Can you transcribe every record below exactly as it appears?
─── RECORD LIST
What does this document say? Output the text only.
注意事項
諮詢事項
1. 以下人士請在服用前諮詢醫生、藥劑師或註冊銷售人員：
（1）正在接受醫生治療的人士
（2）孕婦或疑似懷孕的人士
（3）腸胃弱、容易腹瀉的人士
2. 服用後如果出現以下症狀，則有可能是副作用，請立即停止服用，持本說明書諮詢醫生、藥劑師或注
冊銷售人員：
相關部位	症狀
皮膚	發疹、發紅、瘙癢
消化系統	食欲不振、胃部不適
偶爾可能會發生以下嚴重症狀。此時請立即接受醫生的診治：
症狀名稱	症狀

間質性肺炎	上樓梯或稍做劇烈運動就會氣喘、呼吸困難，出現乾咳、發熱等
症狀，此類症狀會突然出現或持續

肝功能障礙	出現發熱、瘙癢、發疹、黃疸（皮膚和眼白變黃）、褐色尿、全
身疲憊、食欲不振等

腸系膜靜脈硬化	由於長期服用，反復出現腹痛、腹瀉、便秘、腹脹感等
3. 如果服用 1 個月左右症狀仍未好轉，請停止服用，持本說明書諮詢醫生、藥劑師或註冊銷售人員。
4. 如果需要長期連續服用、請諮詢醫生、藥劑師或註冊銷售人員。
──────
COMPLETED EXERCISE:
What does this document say? Output the text only.
注意事項
諮詢事項
1. 以下人士請在服用前諮詢醫生、藥劑師或註冊銷售人員：
（1）正在接受醫生治療的人士
（2）孕婦或疑似懷孕的人士
（3）腸胃弱、容易腹瀉的人士
2. 服用後如果出現以下症狀，則有可能是副作用，請立即停止服用，持本說明書諮詢醫生、藥劑師或注
冊銷售人員：
相關部位	症狀
皮膚	發疹、發紅、瘙癢
消化系統	食欲不振、胃部不適
偶爾可能會發生以下嚴重症狀。此時請立即接受醫生的診治：
症狀名稱	症狀

間質性肺炎	上樓梯或稍做劇烈運動就會氣喘、呼吸困難，出現乾咳、發熱等
症狀，此類症狀會突然出現或持續

肝功能障礙	出現發熱、瘙癢、發疹、黃疸（皮膚和眼白變黃）、褐色尿、全
身疲憊、食欲不振等

腸系膜靜脈硬化	由於長期服用，反復出現腹痛、腹瀉、便秘、腹脹感等
3. 如果服用 1 個月左右症狀仍未好轉，請停止服用，持本說明書諮詢醫生、藥劑師或註冊銷售人員。
4. 如果需要長期連續服用、請諮詢醫生、藥劑師或註冊銷售人員。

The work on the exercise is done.